# Material for the task
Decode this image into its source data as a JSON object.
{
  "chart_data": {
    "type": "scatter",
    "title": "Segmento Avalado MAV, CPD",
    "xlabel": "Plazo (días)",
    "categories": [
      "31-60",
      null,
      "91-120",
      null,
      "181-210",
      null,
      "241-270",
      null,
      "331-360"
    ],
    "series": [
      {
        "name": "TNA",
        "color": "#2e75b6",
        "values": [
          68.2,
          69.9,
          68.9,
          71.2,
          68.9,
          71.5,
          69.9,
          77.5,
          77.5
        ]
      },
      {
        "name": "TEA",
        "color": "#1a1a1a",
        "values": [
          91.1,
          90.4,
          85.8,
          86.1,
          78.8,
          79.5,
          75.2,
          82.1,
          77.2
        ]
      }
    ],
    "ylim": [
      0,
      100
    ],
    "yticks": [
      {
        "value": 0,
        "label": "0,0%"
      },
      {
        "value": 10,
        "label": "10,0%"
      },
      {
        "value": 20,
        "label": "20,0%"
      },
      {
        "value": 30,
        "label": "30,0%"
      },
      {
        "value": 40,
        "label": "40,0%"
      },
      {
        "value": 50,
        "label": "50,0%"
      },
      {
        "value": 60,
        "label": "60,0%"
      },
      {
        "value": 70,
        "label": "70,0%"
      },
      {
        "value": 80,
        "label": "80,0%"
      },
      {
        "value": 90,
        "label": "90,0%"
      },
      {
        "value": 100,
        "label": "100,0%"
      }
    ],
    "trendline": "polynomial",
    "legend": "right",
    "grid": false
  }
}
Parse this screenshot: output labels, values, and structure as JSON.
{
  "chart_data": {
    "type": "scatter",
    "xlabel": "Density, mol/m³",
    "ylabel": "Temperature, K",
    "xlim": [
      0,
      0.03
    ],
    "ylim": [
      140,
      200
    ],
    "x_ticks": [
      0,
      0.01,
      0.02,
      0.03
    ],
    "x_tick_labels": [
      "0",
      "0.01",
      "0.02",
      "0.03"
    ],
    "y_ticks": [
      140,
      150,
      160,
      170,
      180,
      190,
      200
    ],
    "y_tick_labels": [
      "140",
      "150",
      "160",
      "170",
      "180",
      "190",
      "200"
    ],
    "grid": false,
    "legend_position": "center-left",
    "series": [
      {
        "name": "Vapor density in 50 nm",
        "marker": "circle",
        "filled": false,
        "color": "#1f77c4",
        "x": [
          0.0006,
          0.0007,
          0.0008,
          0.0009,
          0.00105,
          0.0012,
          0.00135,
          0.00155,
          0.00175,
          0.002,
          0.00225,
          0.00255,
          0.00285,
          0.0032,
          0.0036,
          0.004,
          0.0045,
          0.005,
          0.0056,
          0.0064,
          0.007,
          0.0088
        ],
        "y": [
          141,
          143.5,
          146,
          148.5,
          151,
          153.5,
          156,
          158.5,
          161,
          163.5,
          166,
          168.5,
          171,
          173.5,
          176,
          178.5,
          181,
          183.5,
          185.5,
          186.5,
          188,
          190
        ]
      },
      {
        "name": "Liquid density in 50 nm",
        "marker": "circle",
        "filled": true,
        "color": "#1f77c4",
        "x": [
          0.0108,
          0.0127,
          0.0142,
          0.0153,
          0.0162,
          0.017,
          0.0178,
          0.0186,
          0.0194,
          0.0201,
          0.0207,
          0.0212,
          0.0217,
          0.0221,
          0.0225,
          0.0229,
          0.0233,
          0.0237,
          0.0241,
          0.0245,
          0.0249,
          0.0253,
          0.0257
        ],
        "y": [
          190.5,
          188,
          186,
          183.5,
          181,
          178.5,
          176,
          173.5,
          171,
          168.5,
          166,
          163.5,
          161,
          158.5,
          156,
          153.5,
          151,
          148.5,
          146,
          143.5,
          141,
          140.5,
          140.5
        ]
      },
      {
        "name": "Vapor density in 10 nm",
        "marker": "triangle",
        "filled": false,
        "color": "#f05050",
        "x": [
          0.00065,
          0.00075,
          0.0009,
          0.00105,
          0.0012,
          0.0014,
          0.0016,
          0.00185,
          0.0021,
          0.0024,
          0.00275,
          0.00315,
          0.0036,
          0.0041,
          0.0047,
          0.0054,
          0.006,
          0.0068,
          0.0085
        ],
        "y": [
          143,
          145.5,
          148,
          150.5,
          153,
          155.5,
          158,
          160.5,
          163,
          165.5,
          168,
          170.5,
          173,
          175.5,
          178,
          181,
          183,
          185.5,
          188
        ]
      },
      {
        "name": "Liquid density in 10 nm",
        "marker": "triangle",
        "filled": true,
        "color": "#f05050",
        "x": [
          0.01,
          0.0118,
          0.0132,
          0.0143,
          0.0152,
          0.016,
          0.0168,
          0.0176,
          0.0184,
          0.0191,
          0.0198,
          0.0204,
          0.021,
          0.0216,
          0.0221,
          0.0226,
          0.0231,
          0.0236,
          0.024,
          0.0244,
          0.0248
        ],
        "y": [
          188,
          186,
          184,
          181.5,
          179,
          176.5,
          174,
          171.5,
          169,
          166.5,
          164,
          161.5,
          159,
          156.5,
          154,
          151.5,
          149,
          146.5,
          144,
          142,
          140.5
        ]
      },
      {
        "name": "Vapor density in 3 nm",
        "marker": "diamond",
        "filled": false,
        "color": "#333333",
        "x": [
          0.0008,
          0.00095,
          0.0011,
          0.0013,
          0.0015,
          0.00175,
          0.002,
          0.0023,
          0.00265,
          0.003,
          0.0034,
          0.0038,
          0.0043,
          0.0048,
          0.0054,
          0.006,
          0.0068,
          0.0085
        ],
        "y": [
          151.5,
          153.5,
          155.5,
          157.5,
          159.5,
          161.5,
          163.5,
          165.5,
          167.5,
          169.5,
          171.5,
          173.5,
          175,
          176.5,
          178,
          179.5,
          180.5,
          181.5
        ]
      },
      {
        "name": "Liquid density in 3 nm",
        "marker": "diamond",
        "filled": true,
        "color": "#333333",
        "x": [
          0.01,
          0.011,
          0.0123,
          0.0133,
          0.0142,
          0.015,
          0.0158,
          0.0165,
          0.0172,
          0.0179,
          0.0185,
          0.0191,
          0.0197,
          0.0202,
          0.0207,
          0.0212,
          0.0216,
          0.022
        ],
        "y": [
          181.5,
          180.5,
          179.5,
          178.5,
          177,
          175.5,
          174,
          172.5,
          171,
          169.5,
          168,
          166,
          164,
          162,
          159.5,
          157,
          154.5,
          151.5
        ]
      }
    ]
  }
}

# Request
Produce an exact copy of all the records.

# Completed task
Decode this image into its source data as a JSON object.
{
  "chart_data": {
    "type": "scatter",
    "title": "Segmento Avalado MAV, CPD",
    "xlabel": "Plazo (días)",
    "categories": [
      "31-60",
      null,
      "91-120",
      null,
      "181-210",
      null,
      "241-270",
      null,
      "331-360"
    ],
    "series": [
      {
        "name": "TNA",
        "color": "#2e75b6",
        "values": [
          68.2,
          69.9,
          68.9,
          71.2,
          68.9,
          71.5,
          69.9,
          77.5,
          77.5
        ]
      },
      {
        "name": "TEA",
        "color": "#1a1a1a",
        "values": [
          91.1,
          90.4,
          85.8,
          86.1,
          78.8,
          79.5,
          75.2,
          82.1,
          77.2
        ]
      }
    ],
    "ylim": [
      0,
      100
    ],
    "yticks": [
      {
        "value": 0,
        "label": "0,0%"
      },
      {
        "value": 10,
        "label": "10,0%"
      },
      {
        "value": 20,
        "label": "20,0%"
      },
      {
        "value": 30,
        "label": "30,0%"
      },
      {
        "value": 40,
        "label": "40,0%"
      },
      {
        "value": 50,
        "label": "50,0%"
      },
      {
        "value": 60,
        "label": "60,0%"
      },
      {
        "value": 70,
        "label": "70,0%"
      },
      {
        "value": 80,
        "label": "80,0%"
      },
      {
        "value": 90,
        "label": "90,0%"
      },
      {
        "value": 100,
        "label": "100,0%"
      }
    ],
    "trendline": "polynomial",
    "legend": "right",
    "grid": false
  }
}
Parse this screenshot: output labels, values, and structure as JSON.
{
  "chart_data": {
    "type": "scatter",
    "xlabel": "Density, mol/m³",
    "ylabel": "Temperature, K",
    "xlim": [
      0,
      0.03
    ],
    "ylim": [
      140,
      200
    ],
    "x_ticks": [
      0,
      0.01,
      0.02,
      0.03
    ],
    "x_tick_labels": [
      "0",
      "0.01",
      "0.02",
      "0.03"
    ],
    "y_ticks": [
      140,
      150,
      160,
      170,
      180,
      190,
      200
    ],
    "y_tick_labels": [
      "140",
      "150",
      "160",
      "170",
      "180",
      "190",
      "200"
    ],
    "grid": false,
    "legend_position": "center-left",
    "series": [
      {
        "name": "Vapor density in 50 nm",
        "marker": "circle",
        "filled": false,
        "color": "#1f77c4",
        "x": [
          0.0006,
          0.0007,
          0.0008,
          0.0009,
          0.00105,
          0.0012,
          0.00135,
          0.00155,
          0.00175,
          0.002,
          0.00225,
          0.00255,
          0.00285,
          0.0032,
          0.0036,
          0.004,
          0.0045,
          0.005,
          0.0056,
          0.0064,
          0.007,
          0.0088
        ],
        "y": [
          141,
          143.5,
          146,
          148.5,
          151,
          153.5,
          156,
          158.5,
          161,
          163.5,
          166,
          168.5,
          171,
          173.5,
          176,
          178.5,
          181,
          183.5,
          185.5,
          186.5,
          188,
          190
        ]
      },
      {
        "name": "Liquid density in 50 nm",
        "marker": "circle",
        "filled": true,
        "color": "#1f77c4",
        "x": [
          0.0108,
          0.0127,
          0.0142,
          0.0153,
          0.0162,
          0.017,
          0.0178,
          0.0186,
          0.0194,
          0.0201,
          0.0207,
          0.0212,
          0.0217,
          0.0221,
          0.0225,
          0.0229,
          0.0233,
          0.0237,
          0.0241,
          0.0245,
          0.0249,
          0.0253,
          0.0257
        ],
        "y": [
          190.5,
          188,
          186,
          183.5,
          181,
          178.5,
          176,
          173.5,
          171,
          168.5,
          166,
          163.5,
          161,
          158.5,
          156,
          153.5,
          151,
          148.5,
          146,
          143.5,
          141,
          140.5,
          140.5
        ]
      },
      {
        "name": "Vapor density in 10 nm",
        "marker": "triangle",
        "filled": false,
        "color": "#f05050",
        "x": [
          0.00065,
          0.00075,
          0.0009,
          0.00105,
          0.0012,
          0.0014,
          0.0016,
          0.00185,
          0.0021,
          0.0024,
          0.00275,
          0.00315,
          0.0036,
          0.0041,
          0.0047,
          0.0054,
          0.006,
          0.0068,
          0.0085
        ],
        "y": [
          143,
          145.5,
          148,
          150.5,
          153,
          155.5,
          158,
          160.5,
          163,
          165.5,
          168,
          170.5,
          173,
          175.5,
          178,
          181,
          183,
          185.5,
          188
        ]
      },
      {
        "name": "Liquid density in 10 nm",
        "marker": "triangle",
        "filled": true,
        "color": "#f05050",
        "x": [
          0.01,
          0.0118,
          0.0132,
          0.0143,
          0.0152,
          0.016,
          0.0168,
          0.0176,
          0.0184,
          0.0191,
          0.0198,
          0.0204,
          0.021,
          0.0216,
          0.0221,
          0.0226,
          0.0231,
          0.0236,
          0.024,
          0.0244,
          0.0248
        ],
        "y": [
          188,
          186,
          184,
          181.5,
          179,
          176.5,
          174,
          171.5,
          169,
          166.5,
          164,
          161.5,
          159,
          156.5,
          154,
          151.5,
          149,
          146.5,
          144,
          142,
          140.5
        ]
      },
      {
        "name": "Vapor density in 3 nm",
        "marker": "diamond",
        "filled": false,
        "color": "#333333",
        "x": [
          0.0008,
          0.00095,
          0.0011,
          0.0013,
          0.0015,
          0.00175,
          0.002,
          0.0023,
          0.00265,
          0.003,
          0.0034,
          0.0038,
          0.0043,
          0.0048,
          0.0054,
          0.006,
          0.0068,
          0.0085
        ],
        "y": [
          151.5,
          153.5,
          155.5,
          157.5,
          159.5,
          161.5,
          163.5,
          165.5,
          167.5,
          169.5,
          171.5,
          173.5,
          175,
          176.5,
          178,
          179.5,
          180.5,
          181.5
        ]
      },
      {
        "name": "Liquid density in 3 nm",
        "marker": "diamond",
        "filled": true,
        "color": "#333333",
        "x": [
          0.01,
          0.011,
          0.0123,
          0.0133,
          0.0142,
          0.015,
          0.0158,
          0.0165,
          0.0172,
          0.0179,
          0.0185,
          0.0191,
          0.0197,
          0.0202,
          0.0207,
          0.0212,
          0.0216,
          0.022
        ],
        "y": [
          181.5,
          180.5,
          179.5,
          178.5,
          177,
          175.5,
          174,
          172.5,
          171,
          169.5,
          168,
          166,
          164,
          162,
          159.5,
          157,
          154.5,
          151.5
        ]
      }
    ]
  }
}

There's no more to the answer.